● The task
Reproduce the entire listing below word for word, keeping every line as it is.

● Data listing
* begin *

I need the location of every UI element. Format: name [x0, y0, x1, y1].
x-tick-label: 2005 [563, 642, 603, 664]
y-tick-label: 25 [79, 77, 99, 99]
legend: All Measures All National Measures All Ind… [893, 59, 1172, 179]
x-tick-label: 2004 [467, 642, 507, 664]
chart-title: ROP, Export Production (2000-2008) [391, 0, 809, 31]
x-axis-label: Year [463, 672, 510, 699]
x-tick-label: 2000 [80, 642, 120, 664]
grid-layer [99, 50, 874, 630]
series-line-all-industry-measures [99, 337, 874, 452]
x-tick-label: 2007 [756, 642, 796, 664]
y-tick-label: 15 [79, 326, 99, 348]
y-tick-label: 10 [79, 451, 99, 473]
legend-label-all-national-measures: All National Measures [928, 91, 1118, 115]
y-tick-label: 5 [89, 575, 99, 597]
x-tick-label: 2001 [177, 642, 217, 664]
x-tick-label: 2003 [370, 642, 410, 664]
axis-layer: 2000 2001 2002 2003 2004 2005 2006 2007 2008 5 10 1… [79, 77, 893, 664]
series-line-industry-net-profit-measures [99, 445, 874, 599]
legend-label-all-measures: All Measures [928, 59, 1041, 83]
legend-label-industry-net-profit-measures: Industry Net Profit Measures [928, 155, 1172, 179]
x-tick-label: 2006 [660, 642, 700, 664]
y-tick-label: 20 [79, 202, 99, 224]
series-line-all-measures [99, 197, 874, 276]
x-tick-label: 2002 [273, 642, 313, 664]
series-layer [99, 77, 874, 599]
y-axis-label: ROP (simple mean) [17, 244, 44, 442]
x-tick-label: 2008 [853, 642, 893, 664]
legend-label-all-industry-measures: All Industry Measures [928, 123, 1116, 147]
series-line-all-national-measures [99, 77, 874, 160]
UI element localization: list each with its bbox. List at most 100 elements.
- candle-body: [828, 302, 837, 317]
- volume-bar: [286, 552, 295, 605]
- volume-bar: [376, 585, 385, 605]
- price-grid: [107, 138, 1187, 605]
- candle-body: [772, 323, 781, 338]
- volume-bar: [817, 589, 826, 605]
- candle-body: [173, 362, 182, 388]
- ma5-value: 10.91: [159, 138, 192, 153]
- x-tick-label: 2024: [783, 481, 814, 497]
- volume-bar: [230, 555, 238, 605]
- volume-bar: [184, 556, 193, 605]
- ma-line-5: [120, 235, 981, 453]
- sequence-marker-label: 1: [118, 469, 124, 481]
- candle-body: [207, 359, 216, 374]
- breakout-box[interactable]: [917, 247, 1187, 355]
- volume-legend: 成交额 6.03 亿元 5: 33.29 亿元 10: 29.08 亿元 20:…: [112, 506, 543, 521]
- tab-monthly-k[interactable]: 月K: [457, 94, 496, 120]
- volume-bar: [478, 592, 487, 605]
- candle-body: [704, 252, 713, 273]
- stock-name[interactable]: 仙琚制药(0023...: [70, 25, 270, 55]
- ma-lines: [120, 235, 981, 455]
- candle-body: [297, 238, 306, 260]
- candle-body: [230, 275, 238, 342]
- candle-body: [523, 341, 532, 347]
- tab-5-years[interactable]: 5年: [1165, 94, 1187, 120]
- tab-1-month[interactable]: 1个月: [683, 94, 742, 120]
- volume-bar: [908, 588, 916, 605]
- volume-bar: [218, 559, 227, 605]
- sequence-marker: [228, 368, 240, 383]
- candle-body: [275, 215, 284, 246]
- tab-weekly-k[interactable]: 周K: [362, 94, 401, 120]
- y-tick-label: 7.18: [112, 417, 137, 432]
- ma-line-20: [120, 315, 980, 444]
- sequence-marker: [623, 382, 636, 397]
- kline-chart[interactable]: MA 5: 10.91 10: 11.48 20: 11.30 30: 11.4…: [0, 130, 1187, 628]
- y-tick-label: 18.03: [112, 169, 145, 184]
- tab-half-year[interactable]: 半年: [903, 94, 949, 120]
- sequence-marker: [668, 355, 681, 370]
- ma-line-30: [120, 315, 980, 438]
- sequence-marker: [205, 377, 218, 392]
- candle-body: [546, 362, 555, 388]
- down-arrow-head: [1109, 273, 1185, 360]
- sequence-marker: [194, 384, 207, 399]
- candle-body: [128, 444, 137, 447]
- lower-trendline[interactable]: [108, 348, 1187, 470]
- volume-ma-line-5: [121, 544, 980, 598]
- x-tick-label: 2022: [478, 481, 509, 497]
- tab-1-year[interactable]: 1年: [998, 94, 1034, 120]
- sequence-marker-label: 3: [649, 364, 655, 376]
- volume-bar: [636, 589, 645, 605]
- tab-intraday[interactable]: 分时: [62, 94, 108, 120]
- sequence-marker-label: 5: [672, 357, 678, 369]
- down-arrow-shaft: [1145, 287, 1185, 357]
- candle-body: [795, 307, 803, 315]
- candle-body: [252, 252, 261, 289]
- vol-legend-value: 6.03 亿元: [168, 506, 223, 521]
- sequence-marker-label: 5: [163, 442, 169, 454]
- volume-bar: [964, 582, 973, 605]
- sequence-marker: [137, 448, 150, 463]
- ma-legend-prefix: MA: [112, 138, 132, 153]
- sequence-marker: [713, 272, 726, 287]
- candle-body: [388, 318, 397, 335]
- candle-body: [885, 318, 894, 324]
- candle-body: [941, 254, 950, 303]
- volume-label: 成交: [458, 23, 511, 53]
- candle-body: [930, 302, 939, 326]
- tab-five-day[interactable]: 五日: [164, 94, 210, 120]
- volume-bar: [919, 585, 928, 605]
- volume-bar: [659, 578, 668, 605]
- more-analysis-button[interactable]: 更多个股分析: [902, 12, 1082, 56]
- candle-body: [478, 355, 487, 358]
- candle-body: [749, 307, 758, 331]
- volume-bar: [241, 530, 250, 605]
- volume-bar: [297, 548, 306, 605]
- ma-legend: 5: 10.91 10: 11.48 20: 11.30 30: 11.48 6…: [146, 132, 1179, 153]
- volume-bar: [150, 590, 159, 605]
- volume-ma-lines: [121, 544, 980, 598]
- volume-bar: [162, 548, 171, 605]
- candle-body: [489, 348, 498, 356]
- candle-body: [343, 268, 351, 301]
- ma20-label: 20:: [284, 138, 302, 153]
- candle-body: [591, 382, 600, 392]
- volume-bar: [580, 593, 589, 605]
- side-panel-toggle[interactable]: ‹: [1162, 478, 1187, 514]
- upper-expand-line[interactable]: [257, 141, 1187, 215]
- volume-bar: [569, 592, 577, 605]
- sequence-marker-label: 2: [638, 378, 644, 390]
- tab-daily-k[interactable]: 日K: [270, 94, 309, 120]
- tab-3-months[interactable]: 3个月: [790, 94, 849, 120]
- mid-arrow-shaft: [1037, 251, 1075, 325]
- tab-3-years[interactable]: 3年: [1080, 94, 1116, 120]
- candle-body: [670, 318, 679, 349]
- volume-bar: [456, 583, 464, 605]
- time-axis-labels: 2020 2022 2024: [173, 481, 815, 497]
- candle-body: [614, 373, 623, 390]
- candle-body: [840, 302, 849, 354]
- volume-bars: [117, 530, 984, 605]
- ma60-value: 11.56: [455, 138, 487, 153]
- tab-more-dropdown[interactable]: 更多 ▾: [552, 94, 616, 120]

* end *

● Task result
I need the location of every UI element. Format: name [x0, y0, x1, y1].
x-tick-label: 2005 [563, 642, 603, 664]
y-tick-label: 25 [79, 77, 99, 99]
legend: All Measures All National Measures All Ind… [893, 59, 1172, 179]
x-tick-label: 2004 [467, 642, 507, 664]
chart-title: ROP, Export Production (2000-2008) [391, 0, 809, 31]
x-axis-label: Year [463, 672, 510, 699]
x-tick-label: 2000 [80, 642, 120, 664]
grid-layer [99, 50, 874, 630]
series-line-all-industry-measures [99, 337, 874, 452]
x-tick-label: 2007 [756, 642, 796, 664]
y-tick-label: 15 [79, 326, 99, 348]
y-tick-label: 10 [79, 451, 99, 473]
legend-label-all-national-measures: All National Measures [928, 91, 1118, 115]
y-tick-label: 5 [89, 575, 99, 597]
x-tick-label: 2001 [177, 642, 217, 664]
x-tick-label: 2003 [370, 642, 410, 664]
axis-layer: 2000 2001 2002 2003 2004 2005 2006 2007 2008 5 10 1… [79, 77, 893, 664]
series-line-industry-net-profit-measures [99, 445, 874, 599]
legend-label-all-measures: All Measures [928, 59, 1041, 83]
legend-label-industry-net-profit-measures: Industry Net Profit Measures [928, 155, 1172, 179]
x-tick-label: 2006 [660, 642, 700, 664]
y-tick-label: 20 [79, 202, 99, 224]
series-line-all-measures [99, 197, 874, 276]
x-tick-label: 2002 [273, 642, 313, 664]
series-layer [99, 77, 874, 599]
y-axis-label: ROP (simple mean) [17, 244, 44, 442]
x-tick-label: 2008 [853, 642, 893, 664]
legend-label-all-industry-measures: All Industry Measures [928, 123, 1116, 147]
series-line-all-national-measures [99, 77, 874, 160]
UI element localization: list each with its bbox. List at most 100 elements.
- candle-body: [828, 302, 837, 317]
- volume-bar: [286, 552, 295, 605]
- volume-bar: [376, 585, 385, 605]
- price-grid: [107, 138, 1187, 605]
- candle-body: [772, 323, 781, 338]
- volume-bar: [817, 589, 826, 605]
- candle-body: [173, 362, 182, 388]
- ma5-value: 10.91: [159, 138, 192, 153]
- x-tick-label: 2024: [783, 481, 814, 497]
- volume-bar: [230, 555, 238, 605]
- volume-bar: [184, 556, 193, 605]
- ma-line-5: [120, 235, 981, 453]
- sequence-marker-label: 1: [118, 469, 124, 481]
- candle-body: [207, 359, 216, 374]
- breakout-box[interactable]: [917, 247, 1187, 355]
- volume-legend: 成交额 6.03 亿元 5: 33.29 亿元 10: 29.08 亿元 20:…: [112, 506, 543, 521]
- tab-monthly-k[interactable]: 月K: [457, 94, 496, 120]
- volume-bar: [478, 592, 487, 605]
- candle-body: [704, 252, 713, 273]
- stock-name[interactable]: 仙琚制药(0023...: [70, 25, 270, 55]
- ma-lines: [120, 235, 981, 455]
- candle-body: [297, 238, 306, 260]
- candle-body: [230, 275, 238, 342]
- candle-body: [523, 341, 532, 347]
- tab-5-years[interactable]: 5年: [1165, 94, 1187, 120]
- tab-1-month[interactable]: 1个月: [683, 94, 742, 120]
- volume-bar: [908, 588, 916, 605]
- volume-bar: [218, 559, 227, 605]
- sequence-marker: [228, 368, 240, 383]
- candle-body: [275, 215, 284, 246]
- tab-weekly-k[interactable]: 周K: [362, 94, 401, 120]
- y-tick-label: 7.18: [112, 417, 137, 432]
- ma-line-20: [120, 315, 980, 444]
- sequence-marker: [623, 382, 636, 397]
- kline-chart[interactable]: MA 5: 10.91 10: 11.48 20: 11.30 30: 11.4…: [0, 130, 1187, 628]
- y-tick-label: 18.03: [112, 169, 145, 184]
- tab-half-year[interactable]: 半年: [903, 94, 949, 120]
- sequence-marker: [668, 355, 681, 370]
- ma-line-30: [120, 315, 980, 438]
- sequence-marker: [205, 377, 218, 392]
- candle-body: [546, 362, 555, 388]
- down-arrow-head: [1109, 273, 1185, 360]
- sequence-marker: [194, 384, 207, 399]
- candle-body: [128, 444, 137, 447]
- lower-trendline[interactable]: [108, 348, 1187, 470]
- volume-ma-line-5: [121, 544, 980, 598]
- x-tick-label: 2022: [478, 481, 509, 497]
- tab-1-year[interactable]: 1年: [998, 94, 1034, 120]
- sequence-marker-label: 3: [649, 364, 655, 376]
- volume-bar: [636, 589, 645, 605]
- tab-intraday[interactable]: 分时: [62, 94, 108, 120]
- sequence-marker-label: 5: [672, 357, 678, 369]
- down-arrow-shaft: [1145, 287, 1185, 357]
- candle-body: [795, 307, 803, 315]
- candle-body: [252, 252, 261, 289]
- vol-legend-value: 6.03 亿元: [168, 506, 223, 521]
- sequence-marker-label: 5: [163, 442, 169, 454]
- volume-bar: [964, 582, 973, 605]
- sequence-marker: [137, 448, 150, 463]
- ma-legend-prefix: MA: [112, 138, 132, 153]
- sequence-marker: [713, 272, 726, 287]
- candle-body: [388, 318, 397, 335]
- candle-body: [885, 318, 894, 324]
- candle-body: [941, 254, 950, 303]
- volume-label: 成交: [458, 23, 511, 53]
- candle-body: [930, 302, 939, 326]
- tab-five-day[interactable]: 五日: [164, 94, 210, 120]
- volume-bar: [919, 585, 928, 605]
- volume-bar: [659, 578, 668, 605]
- more-analysis-button[interactable]: 更多个股分析: [902, 12, 1082, 56]
- candle-body: [478, 355, 487, 358]
- candle-body: [749, 307, 758, 331]
- volume-bar: [241, 530, 250, 605]
- volume-bar: [297, 548, 306, 605]
- ma-legend: 5: 10.91 10: 11.48 20: 11.30 30: 11.48 6…: [146, 132, 1179, 153]
- volume-bar: [150, 590, 159, 605]
- volume-ma-lines: [121, 544, 980, 598]
- volume-bar: [162, 548, 171, 605]
- candle-body: [489, 348, 498, 356]
- candle-body: [343, 268, 351, 301]
- ma20-label: 20:: [284, 138, 302, 153]
- candle-body: [591, 382, 600, 392]
- volume-bar: [580, 593, 589, 605]
- side-panel-toggle[interactable]: ‹: [1162, 478, 1187, 514]
- upper-expand-line[interactable]: [257, 141, 1187, 215]
- volume-bar: [569, 592, 577, 605]
- sequence-marker-label: 2: [638, 378, 644, 390]
- tab-daily-k[interactable]: 日K: [270, 94, 309, 120]
- tab-3-months[interactable]: 3个月: [790, 94, 849, 120]
- mid-arrow-shaft: [1037, 251, 1075, 325]
- tab-3-years[interactable]: 3年: [1080, 94, 1116, 120]
- candle-body: [670, 318, 679, 349]
- volume-bar: [456, 583, 464, 605]
- time-axis-labels: 2020 2022 2024: [173, 481, 815, 497]
- candle-body: [614, 373, 623, 390]
- candle-body: [840, 302, 849, 354]
- volume-bars: [117, 530, 984, 605]
- ma60-value: 11.56: [455, 138, 487, 153]
- tab-more-dropdown[interactable]: 更多 ▾: [552, 94, 616, 120]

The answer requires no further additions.